**DATA SHOWN**
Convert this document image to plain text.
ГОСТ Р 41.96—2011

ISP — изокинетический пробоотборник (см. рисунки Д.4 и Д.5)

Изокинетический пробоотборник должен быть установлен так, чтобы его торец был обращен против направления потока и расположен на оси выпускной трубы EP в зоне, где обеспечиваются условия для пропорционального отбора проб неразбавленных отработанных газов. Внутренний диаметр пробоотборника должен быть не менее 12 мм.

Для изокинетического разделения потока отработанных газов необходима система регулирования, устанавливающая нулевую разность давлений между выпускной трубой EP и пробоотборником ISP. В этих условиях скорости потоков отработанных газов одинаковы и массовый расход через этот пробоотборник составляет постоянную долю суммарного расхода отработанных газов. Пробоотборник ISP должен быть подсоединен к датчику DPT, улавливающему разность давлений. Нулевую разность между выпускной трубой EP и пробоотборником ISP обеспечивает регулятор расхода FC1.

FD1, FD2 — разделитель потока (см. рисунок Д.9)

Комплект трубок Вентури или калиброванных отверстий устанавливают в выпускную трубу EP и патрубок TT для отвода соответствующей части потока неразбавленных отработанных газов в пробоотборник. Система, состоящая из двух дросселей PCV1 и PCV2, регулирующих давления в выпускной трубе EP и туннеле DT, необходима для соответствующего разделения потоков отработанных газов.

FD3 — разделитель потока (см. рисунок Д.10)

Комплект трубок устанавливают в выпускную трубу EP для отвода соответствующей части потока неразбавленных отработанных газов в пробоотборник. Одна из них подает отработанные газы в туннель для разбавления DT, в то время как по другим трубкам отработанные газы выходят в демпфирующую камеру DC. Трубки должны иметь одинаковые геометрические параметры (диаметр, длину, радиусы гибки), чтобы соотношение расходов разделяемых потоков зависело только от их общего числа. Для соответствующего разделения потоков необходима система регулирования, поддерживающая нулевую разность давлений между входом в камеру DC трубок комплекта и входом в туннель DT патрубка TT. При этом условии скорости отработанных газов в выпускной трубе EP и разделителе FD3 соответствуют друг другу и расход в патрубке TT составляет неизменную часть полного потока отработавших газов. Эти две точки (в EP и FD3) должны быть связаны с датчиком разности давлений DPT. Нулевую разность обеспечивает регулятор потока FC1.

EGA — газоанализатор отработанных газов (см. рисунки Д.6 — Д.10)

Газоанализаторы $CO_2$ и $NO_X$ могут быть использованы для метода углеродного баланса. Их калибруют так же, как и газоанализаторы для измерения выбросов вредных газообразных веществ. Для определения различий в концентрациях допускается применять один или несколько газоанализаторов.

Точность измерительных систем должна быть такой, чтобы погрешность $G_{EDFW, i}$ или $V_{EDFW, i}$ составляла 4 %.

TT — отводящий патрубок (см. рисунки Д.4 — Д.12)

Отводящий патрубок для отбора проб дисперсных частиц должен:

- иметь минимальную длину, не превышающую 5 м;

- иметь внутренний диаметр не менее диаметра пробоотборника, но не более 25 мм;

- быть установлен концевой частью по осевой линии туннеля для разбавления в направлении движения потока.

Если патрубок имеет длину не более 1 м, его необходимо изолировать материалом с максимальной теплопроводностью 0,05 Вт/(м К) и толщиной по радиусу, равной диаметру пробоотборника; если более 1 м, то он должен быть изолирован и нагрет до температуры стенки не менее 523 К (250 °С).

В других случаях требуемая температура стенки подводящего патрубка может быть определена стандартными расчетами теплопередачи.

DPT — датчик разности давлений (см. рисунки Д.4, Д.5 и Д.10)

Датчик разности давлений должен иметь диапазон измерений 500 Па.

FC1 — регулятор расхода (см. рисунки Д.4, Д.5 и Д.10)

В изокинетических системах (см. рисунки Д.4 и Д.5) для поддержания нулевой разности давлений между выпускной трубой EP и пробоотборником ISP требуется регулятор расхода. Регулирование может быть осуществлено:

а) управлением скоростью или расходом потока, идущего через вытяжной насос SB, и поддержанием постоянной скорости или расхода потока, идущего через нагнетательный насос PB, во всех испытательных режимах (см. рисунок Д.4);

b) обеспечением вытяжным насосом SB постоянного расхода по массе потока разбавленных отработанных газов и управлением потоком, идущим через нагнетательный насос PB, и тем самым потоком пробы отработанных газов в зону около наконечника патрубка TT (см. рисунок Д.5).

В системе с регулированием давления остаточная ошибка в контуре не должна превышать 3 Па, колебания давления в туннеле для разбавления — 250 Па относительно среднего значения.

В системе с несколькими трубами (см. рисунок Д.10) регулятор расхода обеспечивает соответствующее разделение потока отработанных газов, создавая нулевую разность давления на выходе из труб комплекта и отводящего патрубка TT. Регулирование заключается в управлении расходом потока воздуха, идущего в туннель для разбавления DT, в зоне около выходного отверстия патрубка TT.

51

**TASK GOAL**
From the records above, extract each line exactly as shown.

**THE REPLY**
Convert this document image to plain text.
ГОСТ Р 41.96—2011

ISP — изокинетический пробоотборник (см. рисунки Д.4 и Д.5)

Изокинетический пробоотборник должен быть установлен так, чтобы его торец был обращен против направления потока и расположен на оси выпускной трубы EP в зоне, где обеспечиваются условия для пропорционального отбора проб неразбавленных отработанных газов. Внутренний диаметр пробоотборника должен быть не менее 12 мм.

Для изокинетического разделения потока отработанных газов необходима система регулирования, устанавливающая нулевую разность давлений между выпускной трубой EP и пробоотборником ISP. В этих условиях скорости потоков отработанных газов одинаковы и массовый расход через этот пробоотборник составляет постоянную долю суммарного расхода отработанных газов. Пробоотборник ISP должен быть подсоединен к датчику DPT, улавливающему разность давлений. Нулевую разность между выпускной трубой EP и пробоотборником ISP обеспечивает регулятор расхода FC1.

FD1, FD2 — разделитель потока (см. рисунок Д.9)

Комплект трубок Вентури или калиброванных отверстий устанавливают в выпускную трубу EP и патрубок TT для отвода соответствующей части потока неразбавленных отработанных газов в пробоотборник. Система, состоящая из двух дросселей PCV1 и PCV2, регулирующих давления в выпускной трубе EP и туннеле DT, необходима для соответствующего разделения потоков отработанных газов.

FD3 — разделитель потока (см. рисунок Д.10)

Комплект трубок устанавливают в выпускную трубу EP для отвода соответствующей части потока неразбавленных отработанных газов в пробоотборник. Одна из них подает отработанные газы в туннель для разбавления DT, в то время как по другим трубкам отработанные газы выходят в демпфирующую камеру DC. Трубки должны иметь одинаковые геометрические параметры (диаметр, длину, радиусы гибки), чтобы соотношение расходов разделяемых потоков зависело только от их общего числа. Для соответствующего разделения потоков необходима система регулирования, поддерживающая нулевую разность давлений между входом в камеру DC трубок комплекта и входом в туннель DT патрубка TT. При этом условии скорости отработанных газов в выпускной трубе EP и разделителе FD3 соответствуют друг другу и расход в патрубке TT составляет неизменную часть полного потока отработавших газов. Эти две точки (в EP и FD3) должны быть связаны с датчиком разности давлений DPT. Нулевую разность обеспечивает регулятор потока FC1.

EGA — газоанализатор отработанных газов (см. рисунки Д.6 — Д.10)

Газоанализаторы $CO_2$ и $NO_X$ могут быть использованы для метода углеродного баланса. Их калибруют так же, как и газоанализаторы для измерения выбросов вредных газообразных веществ. Для определения различий в концентрациях допускается применять один или несколько газоанализаторов.

Точность измерительных систем должна быть такой, чтобы погрешность $G_{EDFW, i}$ или $V_{EDFW, i}$ составляла 4 %.

TT — отводящий патрубок (см. рисунки Д.4 — Д.12)

Отводящий патрубок для отбора проб дисперсных частиц должен:

- иметь минимальную длину, не превышающую 5 м;

- иметь внутренний диаметр не менее диаметра пробоотборника, но не более 25 мм;

- быть установлен концевой частью по осевой линии туннеля для разбавления в направлении движения потока.

Если патрубок имеет длину не более 1 м, его необходимо изолировать материалом с максимальной теплопроводностью 0,05 Вт/(м К) и толщиной по радиусу, равной диаметру пробоотборника; если более 1 м, то он должен быть изолирован и нагрет до температуры стенки не менее 523 К (250 °С).

В других случаях требуемая температура стенки подводящего патрубка может быть определена стандартными расчетами теплопередачи.

DPT — датчик разности давлений (см. рисунки Д.4, Д.5 и Д.10)

Датчик разности давлений должен иметь диапазон измерений 500 Па.

FC1 — регулятор расхода (см. рисунки Д.4, Д.5 и Д.10)

В изокинетических системах (см. рисунки Д.4 и Д.5) для поддержания нулевой разности давлений между выпускной трубой EP и пробоотборником ISP требуется регулятор расхода. Регулирование может быть осуществлено:

а) управлением скоростью или расходом потока, идущего через вытяжной насос SB, и поддержанием постоянной скорости или расхода потока, идущего через нагнетательный насос PB, во всех испытательных режимах (см. рисунок Д.4);

b) обеспечением вытяжным насосом SB постоянного расхода по массе потока разбавленных отработанных газов и управлением потоком, идущим через нагнетательный насос PB, и тем самым потоком пробы отработанных газов в зону около наконечника патрубка TT (см. рисунок Д.5).

В системе с регулированием давления остаточная ошибка в контуре не должна превышать 3 Па, колебания давления в туннеле для разбавления — 250 Па относительно среднего значения.

В системе с несколькими трубами (см. рисунок Д.10) регулятор расхода обеспечивает соответствующее разделение потока отработанных газов, создавая нулевую разность давления на выходе из труб комплекта и отводящего патрубка TT. Регулирование заключается в управлении расходом потока воздуха, идущего в туннель для разбавления DT, в зоне около выходного отверстия патрубка TT.

51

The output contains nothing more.